__Source extract__:
%%
Opera and ballet are highly respected arts. The Bolshoi Theater, in Moscow, is Russia's center for these arts. Especially noteworthy is the Bolshoi Ballet, a company renowned throughout the world. The Kirov Ballet (officially known as the Mariinsky Ballet), in St. Petersburg, and the Moiseyev Folk Dance Ensemble, in Moscow, are also internationally acclaimed. The leading legitimate theaters are in Moscow and St. Petersburg. There are children's theaters throughout Russia.
Russia has a number of famous museums. The Hermitage State Museum in St. Petersburg contains one of the world's foremost art collections. Other notable museums include the Tretyakov Gallery, the Kremlin Museums, the Pushkin Museum of Fine Arts, and the Museum of the Revolution, all in Moscow.
%%
__Brief__:
Could you carry on the passage about Russia's performing arts and museums, picking up after its final sentence? You won't need the listing for this.

__Dataset entries__:
%%
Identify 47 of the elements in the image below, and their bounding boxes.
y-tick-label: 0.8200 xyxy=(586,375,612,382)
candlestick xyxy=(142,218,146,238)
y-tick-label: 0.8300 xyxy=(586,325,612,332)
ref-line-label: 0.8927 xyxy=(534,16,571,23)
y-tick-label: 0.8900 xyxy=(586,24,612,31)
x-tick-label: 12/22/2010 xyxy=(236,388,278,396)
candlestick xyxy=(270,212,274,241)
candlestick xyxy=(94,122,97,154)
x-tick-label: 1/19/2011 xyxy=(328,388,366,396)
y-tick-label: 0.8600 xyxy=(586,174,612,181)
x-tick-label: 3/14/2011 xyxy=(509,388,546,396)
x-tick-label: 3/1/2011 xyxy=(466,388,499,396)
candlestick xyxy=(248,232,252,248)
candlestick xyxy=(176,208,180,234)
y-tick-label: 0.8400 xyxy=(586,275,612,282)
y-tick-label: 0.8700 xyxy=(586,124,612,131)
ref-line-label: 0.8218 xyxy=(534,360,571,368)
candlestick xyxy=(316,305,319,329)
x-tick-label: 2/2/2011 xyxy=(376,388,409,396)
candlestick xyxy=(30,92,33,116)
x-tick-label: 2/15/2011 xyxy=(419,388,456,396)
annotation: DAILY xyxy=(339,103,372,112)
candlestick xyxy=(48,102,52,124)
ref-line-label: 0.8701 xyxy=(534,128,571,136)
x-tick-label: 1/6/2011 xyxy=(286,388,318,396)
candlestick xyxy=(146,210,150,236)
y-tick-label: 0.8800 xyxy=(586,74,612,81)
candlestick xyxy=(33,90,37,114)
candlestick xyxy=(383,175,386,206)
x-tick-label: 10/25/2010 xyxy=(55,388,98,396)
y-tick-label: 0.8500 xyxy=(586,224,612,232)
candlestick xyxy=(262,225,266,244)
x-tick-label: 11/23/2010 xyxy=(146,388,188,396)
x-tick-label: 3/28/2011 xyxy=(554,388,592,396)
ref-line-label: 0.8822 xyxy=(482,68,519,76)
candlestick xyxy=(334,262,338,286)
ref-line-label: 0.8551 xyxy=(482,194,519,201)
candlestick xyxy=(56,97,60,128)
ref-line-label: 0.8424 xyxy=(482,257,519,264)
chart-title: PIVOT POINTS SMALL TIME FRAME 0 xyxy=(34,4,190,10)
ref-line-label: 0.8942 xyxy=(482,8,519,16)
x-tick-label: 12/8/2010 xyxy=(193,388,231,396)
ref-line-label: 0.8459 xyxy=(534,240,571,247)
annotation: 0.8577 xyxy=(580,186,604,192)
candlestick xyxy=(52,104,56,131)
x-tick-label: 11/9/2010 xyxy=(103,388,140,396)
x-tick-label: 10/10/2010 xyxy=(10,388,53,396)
%%
__Written answer__:
Libraries are found in most cities and towns. With more than 30 million volumes, the-Russian State Library in Moscow is Russia's largest library. Other important libraries include the Saltykov-Shchedrin Library, in St. Petersburg, and the Russian National Public Library for Science and Technology, in Moscow.
The 18th and 19th centuries brought brilliant developments in Russian poetry and prose. Romantic poetry reached its heights with Mikhail Lermontov and Aleksander Pushkin. Realistic fiction, reflecting social and political unrest, was best developed in the novels, plays, and short stories of Nikolai Gogol, Ivan Turgenev, Fyodor Dostoyevsky, and Leo Tolstoy. Anton Chekhov is considered Russia's greatest playwright and one of the world's leading fiction writers. Outstanding writers active in the 20th century have included Maxim Gorky, the poet Anna Akhmatova, and Nobel Prize winners Ivan Bunin, Boris Pasternak, Mikhail Sholokhov, and Aleksandr Solzhenitsyn.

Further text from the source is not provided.